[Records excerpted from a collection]

BEGIN

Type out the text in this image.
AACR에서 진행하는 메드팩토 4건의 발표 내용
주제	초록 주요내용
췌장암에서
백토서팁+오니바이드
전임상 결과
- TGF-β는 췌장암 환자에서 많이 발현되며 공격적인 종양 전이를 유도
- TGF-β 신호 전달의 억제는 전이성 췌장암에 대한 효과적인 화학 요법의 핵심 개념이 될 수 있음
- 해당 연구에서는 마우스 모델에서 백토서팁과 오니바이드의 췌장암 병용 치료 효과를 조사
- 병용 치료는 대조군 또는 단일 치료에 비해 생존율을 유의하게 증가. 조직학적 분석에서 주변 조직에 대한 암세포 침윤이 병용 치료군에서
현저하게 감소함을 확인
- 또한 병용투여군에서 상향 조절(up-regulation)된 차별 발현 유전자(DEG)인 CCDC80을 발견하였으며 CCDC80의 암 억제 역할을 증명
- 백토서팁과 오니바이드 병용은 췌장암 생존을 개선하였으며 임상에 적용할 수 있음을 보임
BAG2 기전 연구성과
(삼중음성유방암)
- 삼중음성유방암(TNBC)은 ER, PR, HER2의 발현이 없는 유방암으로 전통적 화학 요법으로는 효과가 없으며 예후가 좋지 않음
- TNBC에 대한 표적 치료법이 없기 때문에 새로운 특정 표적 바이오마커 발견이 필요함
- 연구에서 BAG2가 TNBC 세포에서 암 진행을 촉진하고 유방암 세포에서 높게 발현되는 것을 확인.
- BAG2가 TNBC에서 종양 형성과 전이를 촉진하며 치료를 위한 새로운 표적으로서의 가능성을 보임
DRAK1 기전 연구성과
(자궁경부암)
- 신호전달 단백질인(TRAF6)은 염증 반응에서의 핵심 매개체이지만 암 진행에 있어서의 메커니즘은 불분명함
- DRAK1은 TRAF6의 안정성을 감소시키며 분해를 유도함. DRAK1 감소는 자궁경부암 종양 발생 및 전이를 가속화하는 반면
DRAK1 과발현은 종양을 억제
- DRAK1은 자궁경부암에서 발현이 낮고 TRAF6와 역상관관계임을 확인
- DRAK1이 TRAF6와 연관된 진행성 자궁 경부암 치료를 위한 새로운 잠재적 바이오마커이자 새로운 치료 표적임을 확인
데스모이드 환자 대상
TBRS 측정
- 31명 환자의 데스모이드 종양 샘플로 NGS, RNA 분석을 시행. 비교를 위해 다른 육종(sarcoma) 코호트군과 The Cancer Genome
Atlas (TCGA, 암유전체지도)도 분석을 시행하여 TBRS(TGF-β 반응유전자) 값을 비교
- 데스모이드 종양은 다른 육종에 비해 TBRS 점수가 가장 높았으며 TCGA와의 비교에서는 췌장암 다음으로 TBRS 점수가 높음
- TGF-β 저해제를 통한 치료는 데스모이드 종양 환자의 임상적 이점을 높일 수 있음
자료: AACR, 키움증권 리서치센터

END

[DESCRIPTION OF THE TASK] Look through the data above and report every line in which "데스모이드" appears.

[TASK RESULT]
데스모이드 환자 대상
- 31명 환자의 데스모이드 종양 샘플로 NGS, RNA 분석을 시행. 비교를 위해 다른 육종(sarcoma) 코호트군과 The Cancer Genome
- 데스모이드 종양은 다른 육종에 비해 TBRS 점수가 가장 높았으며 TCGA와의 비교에서는 췌장암 다음으로 TBRS 점수가 높음
- TGF-β 저해제를 통한 치료는 데스모이드 종양 환자의 임상적 이점을 높일 수 있음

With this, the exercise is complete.